→ **PROMPT**: Search the records for the word "изменения" and report each line that has it.

Dataset entries
+++

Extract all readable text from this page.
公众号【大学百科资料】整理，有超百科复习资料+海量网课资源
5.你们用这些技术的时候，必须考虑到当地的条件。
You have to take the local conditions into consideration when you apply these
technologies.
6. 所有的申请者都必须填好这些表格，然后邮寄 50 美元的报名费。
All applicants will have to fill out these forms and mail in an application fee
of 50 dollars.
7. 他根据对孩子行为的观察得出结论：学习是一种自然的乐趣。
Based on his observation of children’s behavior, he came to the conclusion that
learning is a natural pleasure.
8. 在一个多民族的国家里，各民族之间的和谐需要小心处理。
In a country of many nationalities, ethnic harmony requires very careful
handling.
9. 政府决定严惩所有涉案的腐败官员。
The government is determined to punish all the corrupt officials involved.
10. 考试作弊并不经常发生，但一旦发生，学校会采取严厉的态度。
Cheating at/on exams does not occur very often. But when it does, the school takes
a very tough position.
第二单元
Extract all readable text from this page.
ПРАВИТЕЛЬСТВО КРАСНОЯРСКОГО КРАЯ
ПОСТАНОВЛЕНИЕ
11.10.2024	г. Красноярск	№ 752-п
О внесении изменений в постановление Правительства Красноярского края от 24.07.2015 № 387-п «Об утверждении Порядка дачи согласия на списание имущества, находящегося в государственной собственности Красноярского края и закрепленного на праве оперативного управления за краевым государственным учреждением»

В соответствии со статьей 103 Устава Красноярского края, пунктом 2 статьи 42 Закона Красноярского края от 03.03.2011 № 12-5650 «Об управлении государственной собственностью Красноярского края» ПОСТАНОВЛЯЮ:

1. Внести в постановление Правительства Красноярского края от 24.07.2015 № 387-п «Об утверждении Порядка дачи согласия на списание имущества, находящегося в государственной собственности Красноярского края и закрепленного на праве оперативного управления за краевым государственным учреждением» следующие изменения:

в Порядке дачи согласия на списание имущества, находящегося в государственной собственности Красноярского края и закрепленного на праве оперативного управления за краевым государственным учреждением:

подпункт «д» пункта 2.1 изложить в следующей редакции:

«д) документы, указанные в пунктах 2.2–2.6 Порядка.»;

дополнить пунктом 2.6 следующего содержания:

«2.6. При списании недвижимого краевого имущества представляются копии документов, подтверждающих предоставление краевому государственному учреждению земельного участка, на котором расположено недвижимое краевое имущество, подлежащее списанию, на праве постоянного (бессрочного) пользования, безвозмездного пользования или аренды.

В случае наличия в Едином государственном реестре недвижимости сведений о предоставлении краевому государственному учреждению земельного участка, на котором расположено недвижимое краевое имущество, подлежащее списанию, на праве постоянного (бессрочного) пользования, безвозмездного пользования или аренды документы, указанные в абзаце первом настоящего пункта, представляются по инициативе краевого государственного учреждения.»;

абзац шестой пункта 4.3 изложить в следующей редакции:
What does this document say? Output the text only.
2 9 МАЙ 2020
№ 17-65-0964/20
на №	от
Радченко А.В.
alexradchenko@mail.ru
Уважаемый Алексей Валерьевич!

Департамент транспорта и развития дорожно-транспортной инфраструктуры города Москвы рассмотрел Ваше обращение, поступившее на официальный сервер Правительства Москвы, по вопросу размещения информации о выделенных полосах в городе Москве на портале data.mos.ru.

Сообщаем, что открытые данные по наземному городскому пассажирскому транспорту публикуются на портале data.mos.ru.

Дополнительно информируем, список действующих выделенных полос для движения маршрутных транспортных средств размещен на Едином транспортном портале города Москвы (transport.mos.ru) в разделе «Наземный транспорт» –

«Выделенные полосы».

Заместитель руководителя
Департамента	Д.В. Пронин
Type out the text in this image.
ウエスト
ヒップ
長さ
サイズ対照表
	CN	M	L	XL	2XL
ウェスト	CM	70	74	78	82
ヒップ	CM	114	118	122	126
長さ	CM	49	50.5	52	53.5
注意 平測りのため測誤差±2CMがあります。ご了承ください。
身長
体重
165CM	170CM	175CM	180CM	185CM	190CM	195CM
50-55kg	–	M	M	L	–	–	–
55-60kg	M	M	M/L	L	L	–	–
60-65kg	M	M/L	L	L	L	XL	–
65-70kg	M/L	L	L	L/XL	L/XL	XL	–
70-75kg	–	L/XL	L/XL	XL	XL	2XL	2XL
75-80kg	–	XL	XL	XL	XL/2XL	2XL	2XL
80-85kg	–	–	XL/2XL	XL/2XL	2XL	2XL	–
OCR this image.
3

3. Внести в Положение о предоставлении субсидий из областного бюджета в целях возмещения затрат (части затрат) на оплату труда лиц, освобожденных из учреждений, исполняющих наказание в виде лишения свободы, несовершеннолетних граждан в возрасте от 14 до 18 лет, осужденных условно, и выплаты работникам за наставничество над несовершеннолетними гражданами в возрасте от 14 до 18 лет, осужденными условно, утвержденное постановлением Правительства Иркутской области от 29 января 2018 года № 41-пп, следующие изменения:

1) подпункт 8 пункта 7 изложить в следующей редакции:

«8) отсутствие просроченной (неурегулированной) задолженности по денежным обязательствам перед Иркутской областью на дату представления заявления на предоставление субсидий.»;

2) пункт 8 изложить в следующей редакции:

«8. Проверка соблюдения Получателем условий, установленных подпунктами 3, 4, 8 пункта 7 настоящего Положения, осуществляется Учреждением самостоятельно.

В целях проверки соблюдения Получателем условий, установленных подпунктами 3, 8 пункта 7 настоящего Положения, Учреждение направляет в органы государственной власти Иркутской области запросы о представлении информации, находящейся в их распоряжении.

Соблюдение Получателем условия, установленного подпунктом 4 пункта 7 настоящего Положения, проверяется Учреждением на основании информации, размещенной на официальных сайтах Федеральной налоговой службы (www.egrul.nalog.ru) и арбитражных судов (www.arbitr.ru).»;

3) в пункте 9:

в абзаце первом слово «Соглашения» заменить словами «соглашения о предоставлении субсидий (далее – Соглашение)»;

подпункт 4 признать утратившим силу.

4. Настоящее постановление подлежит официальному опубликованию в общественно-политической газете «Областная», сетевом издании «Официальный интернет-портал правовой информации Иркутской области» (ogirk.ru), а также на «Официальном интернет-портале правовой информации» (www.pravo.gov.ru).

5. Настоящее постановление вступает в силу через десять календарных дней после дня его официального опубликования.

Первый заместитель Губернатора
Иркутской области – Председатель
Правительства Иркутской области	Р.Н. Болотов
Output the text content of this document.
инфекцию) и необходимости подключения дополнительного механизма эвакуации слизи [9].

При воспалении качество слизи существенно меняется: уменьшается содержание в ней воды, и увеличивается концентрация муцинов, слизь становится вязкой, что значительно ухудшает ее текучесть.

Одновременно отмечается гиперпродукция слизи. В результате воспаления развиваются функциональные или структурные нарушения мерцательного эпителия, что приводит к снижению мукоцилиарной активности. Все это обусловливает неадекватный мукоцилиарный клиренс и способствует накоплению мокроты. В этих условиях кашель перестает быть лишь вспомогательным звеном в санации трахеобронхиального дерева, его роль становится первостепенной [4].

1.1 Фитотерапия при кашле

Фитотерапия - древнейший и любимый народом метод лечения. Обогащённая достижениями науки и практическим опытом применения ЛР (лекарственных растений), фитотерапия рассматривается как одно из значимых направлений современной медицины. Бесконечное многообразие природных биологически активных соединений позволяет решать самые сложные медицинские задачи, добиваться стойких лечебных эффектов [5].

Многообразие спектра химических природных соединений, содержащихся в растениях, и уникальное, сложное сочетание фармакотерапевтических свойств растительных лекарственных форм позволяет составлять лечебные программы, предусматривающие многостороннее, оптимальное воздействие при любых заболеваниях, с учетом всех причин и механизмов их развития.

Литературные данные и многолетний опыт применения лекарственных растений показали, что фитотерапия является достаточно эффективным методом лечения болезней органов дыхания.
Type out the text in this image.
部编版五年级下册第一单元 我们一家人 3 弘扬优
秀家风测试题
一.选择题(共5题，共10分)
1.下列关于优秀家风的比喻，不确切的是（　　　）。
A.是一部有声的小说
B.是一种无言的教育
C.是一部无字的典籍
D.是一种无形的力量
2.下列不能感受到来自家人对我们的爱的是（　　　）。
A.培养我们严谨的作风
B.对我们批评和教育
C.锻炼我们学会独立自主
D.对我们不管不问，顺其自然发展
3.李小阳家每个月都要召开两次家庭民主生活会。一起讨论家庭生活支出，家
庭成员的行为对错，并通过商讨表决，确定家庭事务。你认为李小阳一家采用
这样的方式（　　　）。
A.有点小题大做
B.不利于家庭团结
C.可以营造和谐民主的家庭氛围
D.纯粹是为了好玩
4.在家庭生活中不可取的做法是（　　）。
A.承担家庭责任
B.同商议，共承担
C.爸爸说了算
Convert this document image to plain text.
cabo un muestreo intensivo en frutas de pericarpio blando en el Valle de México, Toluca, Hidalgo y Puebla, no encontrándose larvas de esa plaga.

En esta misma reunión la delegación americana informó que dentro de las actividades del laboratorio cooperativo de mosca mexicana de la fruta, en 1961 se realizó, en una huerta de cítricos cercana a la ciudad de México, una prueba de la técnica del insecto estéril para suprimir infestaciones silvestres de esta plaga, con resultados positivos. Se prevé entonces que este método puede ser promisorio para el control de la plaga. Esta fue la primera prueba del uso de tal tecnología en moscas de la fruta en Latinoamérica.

+++

→ **RESPONSE TO THE EXERCISE**:
1. Внести в постановление Правительства Красноярского края от 24.07.2015 № 387-п «Об утверждении Порядка дачи согласия на списание имущества, находящегося в государственной собственности Красноярского края и закрепленного на праве оперативного управления за краевым государственным учреждением» следующие изменения:
3. Внести в Положение о предоставлении субсидий из областного бюджета в целях возмещения затрат (части затрат) на оплату труда лиц, освобожденных из учреждений, исполняющих наказание в виде лишения свободы, несовершеннолетних граждан в возрасте от 14 до 18 лет, осужденных условно, и выплаты работникам за наставничество над несовершеннолетними гражданами в возрасте от 14 до 18 лет, осужденными условно, утвержденное постановлением Правительства Иркутской области от 29 января 2018 года № 41-пп, следующие изменения:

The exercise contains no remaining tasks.